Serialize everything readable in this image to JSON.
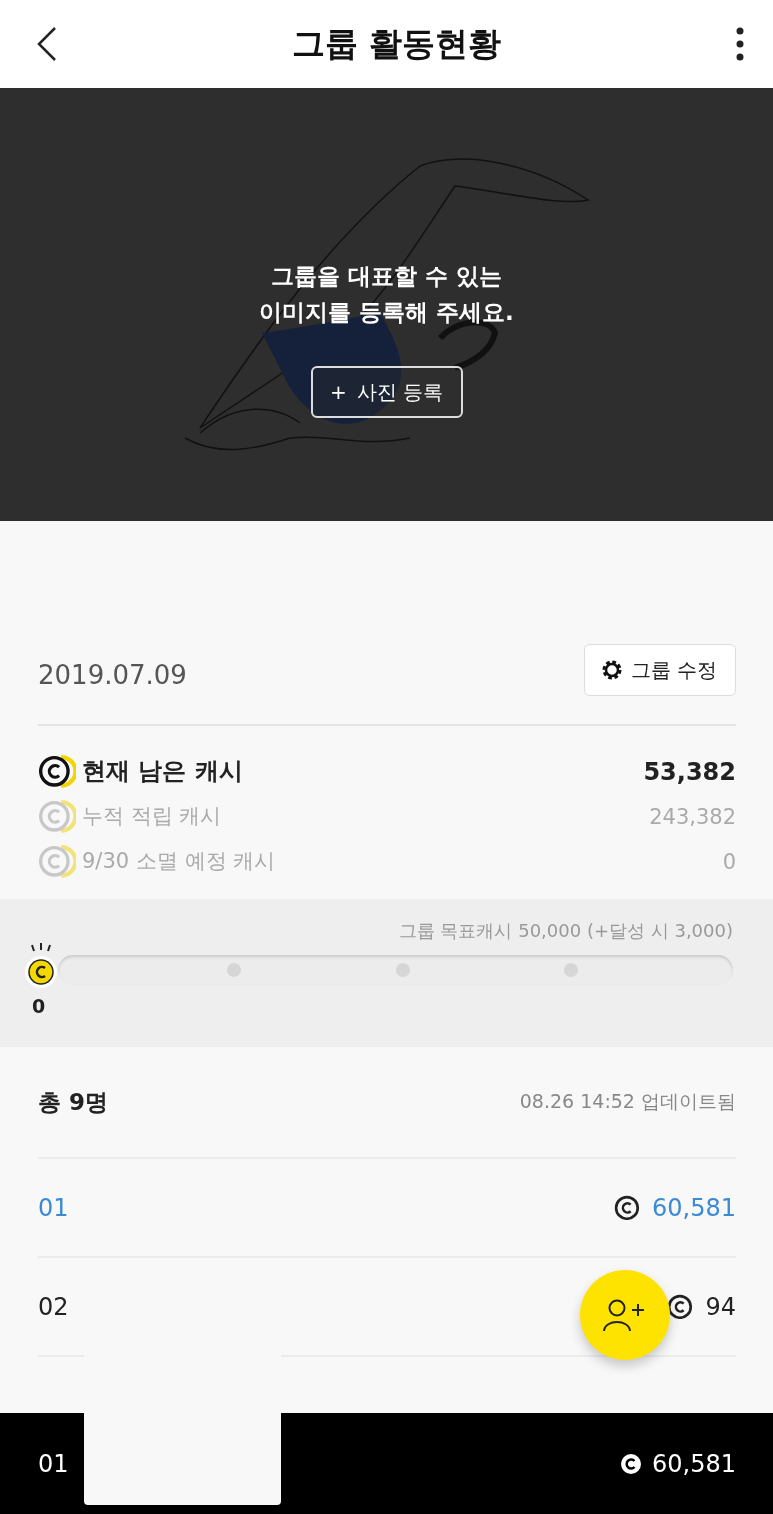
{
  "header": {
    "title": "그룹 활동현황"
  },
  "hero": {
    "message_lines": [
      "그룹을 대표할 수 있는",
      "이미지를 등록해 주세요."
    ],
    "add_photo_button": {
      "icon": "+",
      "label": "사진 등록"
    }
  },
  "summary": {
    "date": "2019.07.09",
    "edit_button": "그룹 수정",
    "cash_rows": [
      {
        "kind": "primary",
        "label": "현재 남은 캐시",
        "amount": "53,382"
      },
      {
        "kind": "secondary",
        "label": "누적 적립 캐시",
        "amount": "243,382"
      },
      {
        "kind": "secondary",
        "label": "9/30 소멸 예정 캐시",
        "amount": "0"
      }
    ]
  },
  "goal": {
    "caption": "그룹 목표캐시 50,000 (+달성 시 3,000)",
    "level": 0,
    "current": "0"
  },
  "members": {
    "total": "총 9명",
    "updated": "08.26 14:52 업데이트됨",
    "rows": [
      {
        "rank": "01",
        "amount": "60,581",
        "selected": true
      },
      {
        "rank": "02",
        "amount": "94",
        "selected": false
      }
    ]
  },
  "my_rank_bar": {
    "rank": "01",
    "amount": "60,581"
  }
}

To be done
Leave out the pictures and repeat everything else in the records exactly.

Exercise answer
Serialize everything readable in this image to JSON.
{
  "header": {
    "title": "그룹 활동현황"
  },
  "hero": {
    "message_lines": [
      "그룹을 대표할 수 있는",
      "이미지를 등록해 주세요."
    ],
    "add_photo_button": {
      "icon": "+",
      "label": "사진 등록"
    }
  },
  "summary": {
    "date": "2019.07.09",
    "edit_button": "그룹 수정",
    "cash_rows": [
      {
        "kind": "primary",
        "label": "현재 남은 캐시",
        "amount": "53,382"
      },
      {
        "kind": "secondary",
        "label": "누적 적립 캐시",
        "amount": "243,382"
      },
      {
        "kind": "secondary",
        "label": "9/30 소멸 예정 캐시",
        "amount": "0"
      }
    ]
  },
  "goal": {
    "caption": "그룹 목표캐시 50,000 (+달성 시 3,000)",
    "level": 0,
    "current": "0"
  },
  "members": {
    "total": "총 9명",
    "updated": "08.26 14:52 업데이트됨",
    "rows": [
      {
        "rank": "01",
        "amount": "60,581",
        "selected": true
      },
      {
        "rank": "02",
        "amount": "94",
        "selected": false
      }
    ]
  },
  "my_rank_bar": {
    "rank": "01",
    "amount": "60,581"
  }
}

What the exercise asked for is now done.